GIVEN RECORDS:
[Start]

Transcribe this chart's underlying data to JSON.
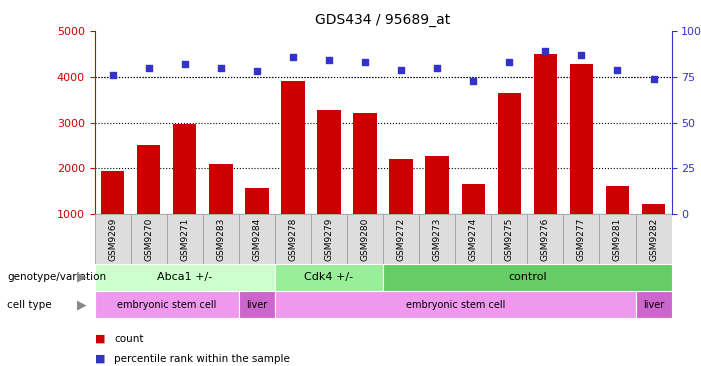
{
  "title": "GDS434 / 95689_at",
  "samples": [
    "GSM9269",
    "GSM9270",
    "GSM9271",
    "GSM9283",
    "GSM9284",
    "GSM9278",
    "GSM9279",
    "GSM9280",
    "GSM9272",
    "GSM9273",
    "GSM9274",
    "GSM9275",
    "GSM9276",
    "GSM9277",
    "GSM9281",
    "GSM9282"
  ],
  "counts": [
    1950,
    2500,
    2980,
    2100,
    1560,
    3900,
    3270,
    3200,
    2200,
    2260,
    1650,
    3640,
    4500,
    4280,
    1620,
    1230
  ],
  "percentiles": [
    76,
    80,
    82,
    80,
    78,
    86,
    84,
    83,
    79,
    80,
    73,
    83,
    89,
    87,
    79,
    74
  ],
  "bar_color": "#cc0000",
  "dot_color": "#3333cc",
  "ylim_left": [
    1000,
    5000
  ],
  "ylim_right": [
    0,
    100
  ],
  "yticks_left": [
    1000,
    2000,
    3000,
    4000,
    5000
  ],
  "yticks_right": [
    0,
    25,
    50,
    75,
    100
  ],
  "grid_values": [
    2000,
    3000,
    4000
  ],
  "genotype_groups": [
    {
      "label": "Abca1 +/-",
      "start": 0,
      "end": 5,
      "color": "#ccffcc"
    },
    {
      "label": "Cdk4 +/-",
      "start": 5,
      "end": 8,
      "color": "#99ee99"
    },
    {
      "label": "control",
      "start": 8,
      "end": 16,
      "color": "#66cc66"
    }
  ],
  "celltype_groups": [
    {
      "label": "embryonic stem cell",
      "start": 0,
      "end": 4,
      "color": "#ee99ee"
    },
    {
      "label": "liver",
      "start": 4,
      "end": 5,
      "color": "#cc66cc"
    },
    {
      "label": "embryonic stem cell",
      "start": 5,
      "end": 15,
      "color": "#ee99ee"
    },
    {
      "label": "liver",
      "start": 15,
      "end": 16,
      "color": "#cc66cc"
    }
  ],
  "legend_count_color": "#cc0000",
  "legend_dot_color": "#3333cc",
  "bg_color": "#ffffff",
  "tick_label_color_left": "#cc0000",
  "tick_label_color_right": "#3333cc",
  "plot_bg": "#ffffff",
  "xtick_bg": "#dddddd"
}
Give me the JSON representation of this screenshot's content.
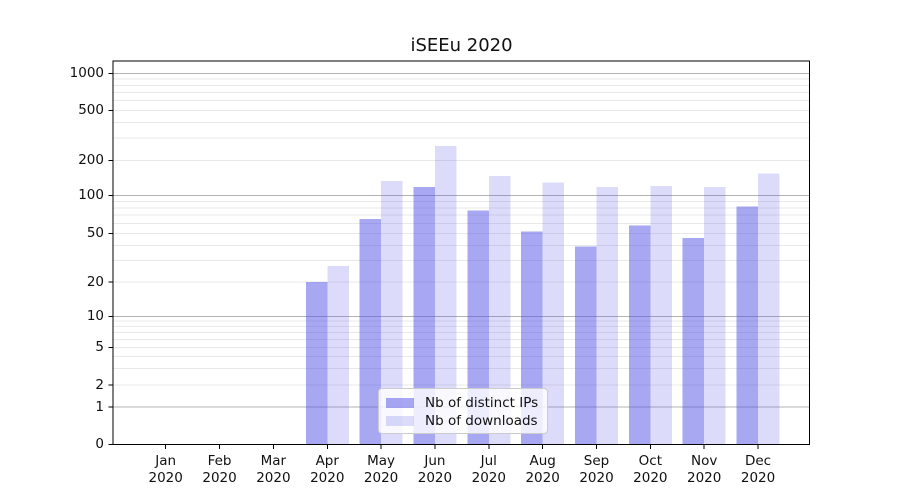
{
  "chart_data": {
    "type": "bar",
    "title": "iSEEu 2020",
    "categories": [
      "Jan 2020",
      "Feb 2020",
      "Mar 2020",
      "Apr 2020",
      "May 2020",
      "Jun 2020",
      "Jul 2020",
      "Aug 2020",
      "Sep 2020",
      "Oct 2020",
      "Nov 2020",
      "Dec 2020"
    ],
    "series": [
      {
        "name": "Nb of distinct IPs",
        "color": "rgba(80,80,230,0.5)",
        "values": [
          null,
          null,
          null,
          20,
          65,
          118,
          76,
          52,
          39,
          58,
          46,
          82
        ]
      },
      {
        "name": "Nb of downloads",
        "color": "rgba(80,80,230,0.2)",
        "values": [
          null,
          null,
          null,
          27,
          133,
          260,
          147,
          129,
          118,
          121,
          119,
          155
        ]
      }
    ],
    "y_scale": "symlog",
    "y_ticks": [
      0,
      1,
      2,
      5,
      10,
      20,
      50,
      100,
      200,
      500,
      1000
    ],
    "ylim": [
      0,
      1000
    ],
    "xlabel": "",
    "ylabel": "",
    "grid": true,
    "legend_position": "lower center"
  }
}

[End]

WHAT IS REQUIRED:
Restate the entire listing word for word, excluding pictures.

FINISHED EXERCISE:
Transcribe this chart's underlying data to JSON.
{
  "title": "GDS434 / 95689_at",
  "samples": [
    "GSM9269",
    "GSM9270",
    "GSM9271",
    "GSM9283",
    "GSM9284",
    "GSM9278",
    "GSM9279",
    "GSM9280",
    "GSM9272",
    "GSM9273",
    "GSM9274",
    "GSM9275",
    "GSM9276",
    "GSM9277",
    "GSM9281",
    "GSM9282"
  ],
  "counts": [
    1950,
    2500,
    2980,
    2100,
    1560,
    3900,
    3270,
    3200,
    2200,
    2260,
    1650,
    3640,
    4500,
    4280,
    1620,
    1230
  ],
  "percentiles": [
    76,
    80,
    82,
    80,
    78,
    86,
    84,
    83,
    79,
    80,
    73,
    83,
    89,
    87,
    79,
    74
  ],
  "bar_color": "#cc0000",
  "dot_color": "#3333cc",
  "ylim_left": [
    1000,
    5000
  ],
  "ylim_right": [
    0,
    100
  ],
  "yticks_left": [
    1000,
    2000,
    3000,
    4000,
    5000
  ],
  "yticks_right": [
    0,
    25,
    50,
    75,
    100
  ],
  "grid_values": [
    2000,
    3000,
    4000
  ],
  "genotype_groups": [
    {
      "label": "Abca1 +/-",
      "start": 0,
      "end": 5,
      "color": "#ccffcc"
    },
    {
      "label": "Cdk4 +/-",
      "start": 5,
      "end": 8,
      "color": "#99ee99"
    },
    {
      "label": "control",
      "start": 8,
      "end": 16,
      "color": "#66cc66"
    }
  ],
  "celltype_groups": [
    {
      "label": "embryonic stem cell",
      "start": 0,
      "end": 4,
      "color": "#ee99ee"
    },
    {
      "label": "liver",
      "start": 4,
      "end": 5,
      "color": "#cc66cc"
    },
    {
      "label": "embryonic stem cell",
      "start": 5,
      "end": 15,
      "color": "#ee99ee"
    },
    {
      "label": "liver",
      "start": 15,
      "end": 16,
      "color": "#cc66cc"
    }
  ],
  "legend_count_color": "#cc0000",
  "legend_dot_color": "#3333cc",
  "bg_color": "#ffffff",
  "tick_label_color_left": "#cc0000",
  "tick_label_color_right": "#3333cc",
  "plot_bg": "#ffffff",
  "xtick_bg": "#dddddd"
}
Give me the JSON representation of this screenshot's content.
{
  "chart_data": {
    "type": "bar",
    "title": "iSEEu 2020",
    "categories": [
      "Jan 2020",
      "Feb 2020",
      "Mar 2020",
      "Apr 2020",
      "May 2020",
      "Jun 2020",
      "Jul 2020",
      "Aug 2020",
      "Sep 2020",
      "Oct 2020",
      "Nov 2020",
      "Dec 2020"
    ],
    "series": [
      {
        "name": "Nb of distinct IPs",
        "color": "rgba(80,80,230,0.5)",
        "values": [
          null,
          null,
          null,
          20,
          65,
          118,
          76,
          52,
          39,
          58,
          46,
          82
        ]
      },
      {
        "name": "Nb of downloads",
        "color": "rgba(80,80,230,0.2)",
        "values": [
          null,
          null,
          null,
          27,
          133,
          260,
          147,
          129,
          118,
          121,
          119,
          155
        ]
      }
    ],
    "y_scale": "symlog",
    "y_ticks": [
      0,
      1,
      2,
      5,
      10,
      20,
      50,
      100,
      200,
      500,
      1000
    ],
    "ylim": [
      0,
      1000
    ],
    "xlabel": "",
    "ylabel": "",
    "grid": true,
    "legend_position": "lower center"
  }
}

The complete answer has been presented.